— Start of Information shown —

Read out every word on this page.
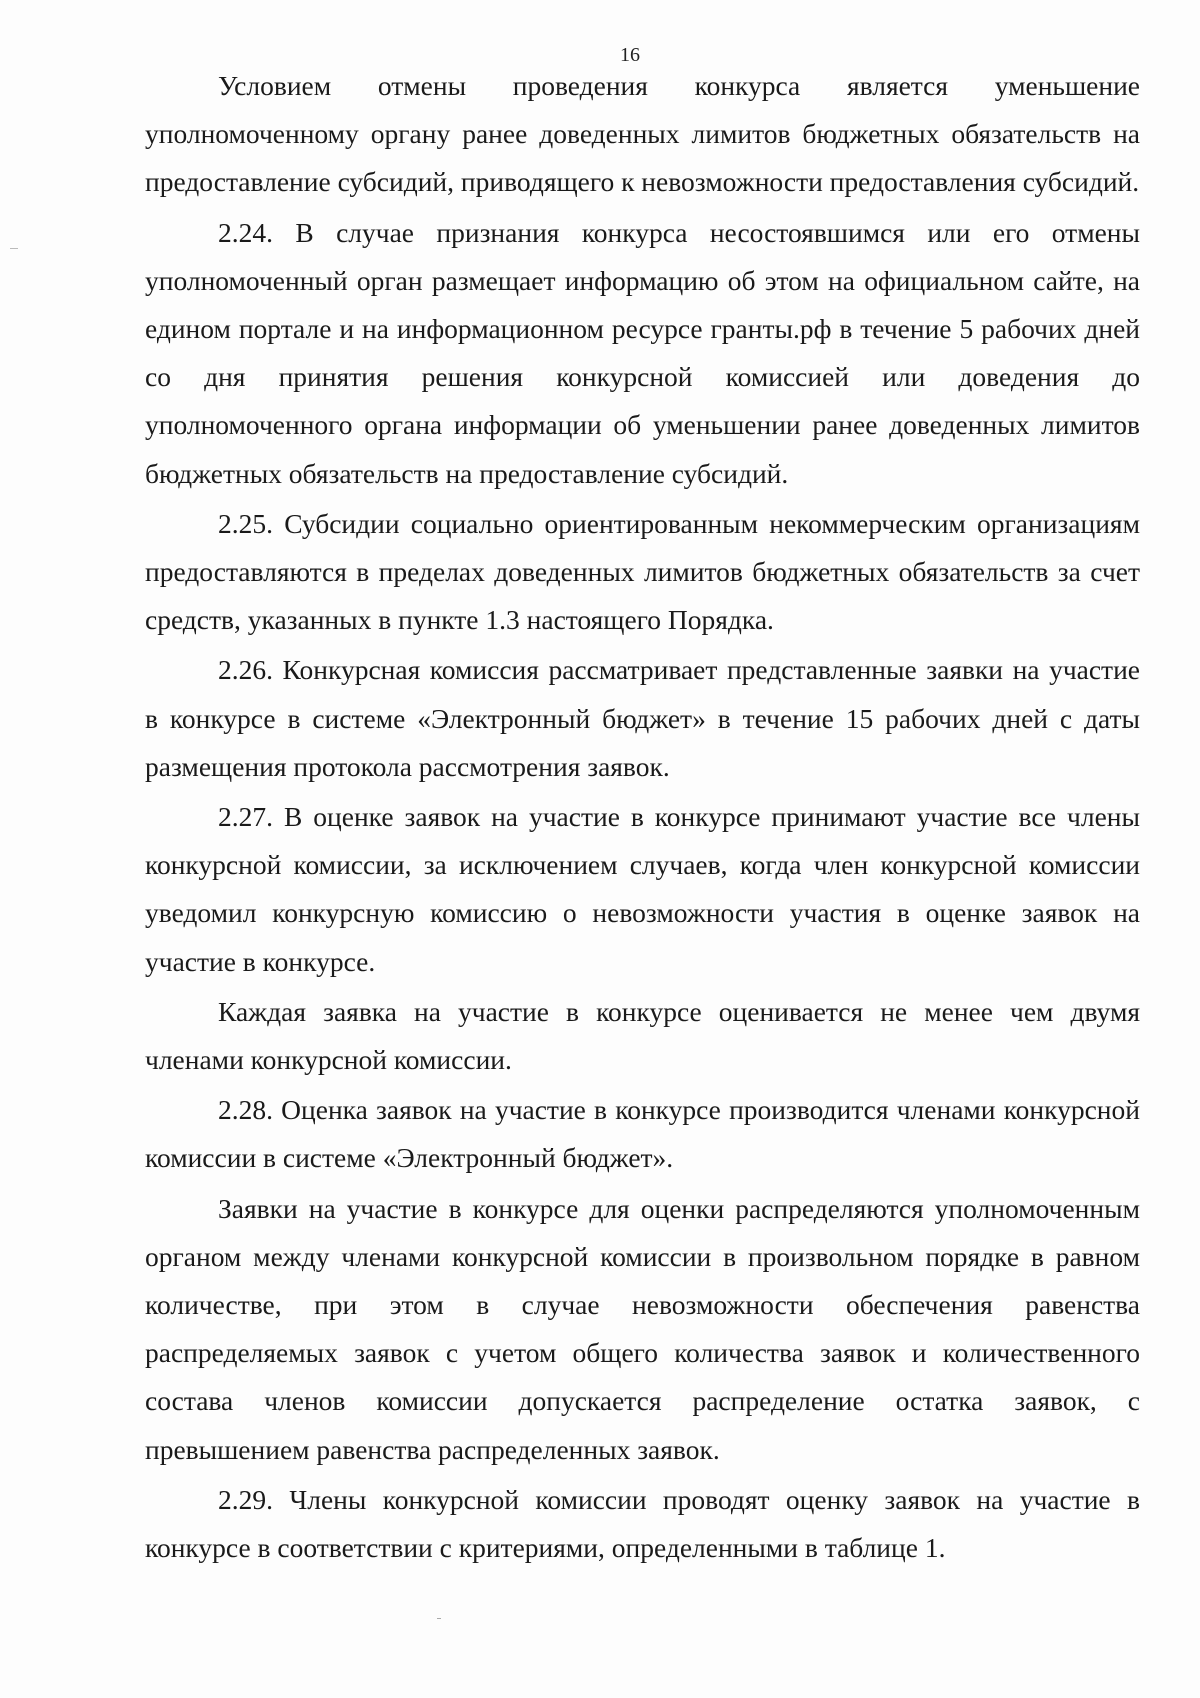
16

Условием отмены проведения конкурса является уменьшение уполномоченному органу ранее доведенных лимитов бюджетных обязательств на предоставление субсидий, приводящего к невозможности предоставления субсидий.

2.24. В случае признания конкурса несостоявшимся или его отмены уполномоченный орган размещает информацию об этом на официальном сайте, на едином портале и на информационном ресурсе гранты.рф в течение 5 рабочих дней со дня принятия решения конкурсной комиссией или доведения до уполномоченного органа информации об уменьшении ранее доведенных лимитов бюджетных обязательств на предоставление субсидий.

2.25. Субсидии социально ориентированным некоммерческим организациям предоставляются в пределах доведенных лимитов бюджетных обязательств за счет средств, указанных в пункте 1.3 настоящего Порядка.

2.26. Конкурсная комиссия рассматривает представленные заявки на участие в конкурсе в системе «Электронный бюджет» в течение 15 рабочих дней с даты размещения протокола рассмотрения заявок.

2.27. В оценке заявок на участие в конкурсе принимают участие все члены конкурсной комиссии, за исключением случаев, когда член конкурсной комиссии уведомил конкурсную комиссию о невозможности участия в оценке заявок на участие в конкурсе.

Каждая заявка на участие в конкурсе оценивается не менее чем двумя членами конкурсной комиссии.

2.28. Оценка заявок на участие в конкурсе производится членами конкурсной комиссии в системе «Электронный бюджет».

Заявки на участие в конкурсе для оценки распределяются уполномоченным органом между членами конкурсной комиссии в произвольном порядке в равном количестве, при этом в случае невозможности обеспечения равенства распределяемых заявок с учетом общего количества заявок и количественного состава членов комиссии допускается распределение остатка заявок, с превышением равенства распределенных заявок.

2.29. Члены конкурсной комиссии проводят оценку заявок на участие в конкурсе в соответствии с критериями, определенными в таблице 1.
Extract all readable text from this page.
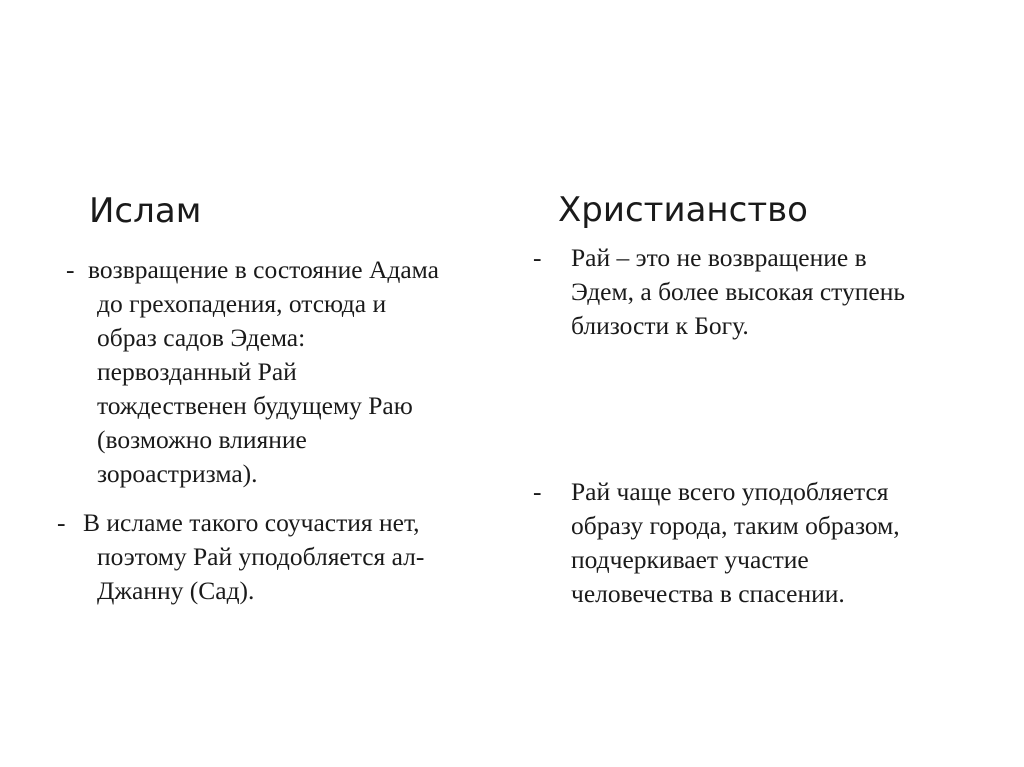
Ислам	Христианство
- возвращение в состояние Адама
до грехопадения, отсюда и
образ садов Эдема:
первозданный Рай
тождественен будущему Раю
(возможно влияние
зороастризма).
- В исламе такого соучастия нет,
поэтому Рай уподобляется ал-
Джанну (Сад).
- Рай – это не возвращение в
Эдем, а более высокая ступень
близости к Богу.
- Рай чаще всего уподобляется
образу города, таким образом,
подчеркивает участие
человечества в спасении.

— End of Information shown —

Task instructions: Return every line of the records exactly as given, pictures excluded.

Solution to the problem:
Read out every word on this page.
16

Условием отмены проведения конкурса является уменьшение уполномоченному органу ранее доведенных лимитов бюджетных обязательств на предоставление субсидий, приводящего к невозможности предоставления субсидий.

2.24. В случае признания конкурса несостоявшимся или его отмены уполномоченный орган размещает информацию об этом на официальном сайте, на едином портале и на информационном ресурсе гранты.рф в течение 5 рабочих дней со дня принятия решения конкурсной комиссией или доведения до уполномоченного органа информации об уменьшении ранее доведенных лимитов бюджетных обязательств на предоставление субсидий.

2.25. Субсидии социально ориентированным некоммерческим организациям предоставляются в пределах доведенных лимитов бюджетных обязательств за счет средств, указанных в пункте 1.3 настоящего Порядка.

2.26. Конкурсная комиссия рассматривает представленные заявки на участие в конкурсе в системе «Электронный бюджет» в течение 15 рабочих дней с даты размещения протокола рассмотрения заявок.

2.27. В оценке заявок на участие в конкурсе принимают участие все члены конкурсной комиссии, за исключением случаев, когда член конкурсной комиссии уведомил конкурсную комиссию о невозможности участия в оценке заявок на участие в конкурсе.

Каждая заявка на участие в конкурсе оценивается не менее чем двумя членами конкурсной комиссии.

2.28. Оценка заявок на участие в конкурсе производится членами конкурсной комиссии в системе «Электронный бюджет».

Заявки на участие в конкурсе для оценки распределяются уполномоченным органом между членами конкурсной комиссии в произвольном порядке в равном количестве, при этом в случае невозможности обеспечения равенства распределяемых заявок с учетом общего количества заявок и количественного состава членов комиссии допускается распределение остатка заявок, с превышением равенства распределенных заявок.

2.29. Члены конкурсной комиссии проводят оценку заявок на участие в конкурсе в соответствии с критериями, определенными в таблице 1.
Extract all readable text from this page.
Ислам	Христианство
- возвращение в состояние Адама
до грехопадения, отсюда и
образ садов Эдема:
первозданный Рай
тождественен будущему Раю
(возможно влияние
зороастризма).
- В исламе такого соучастия нет,
поэтому Рай уподобляется ал-
Джанну (Сад).
- Рай – это не возвращение в
Эдем, а более высокая ступень
близости к Богу.
- Рай чаще всего уподобляется
образу города, таким образом,
подчеркивает участие
человечества в спасении.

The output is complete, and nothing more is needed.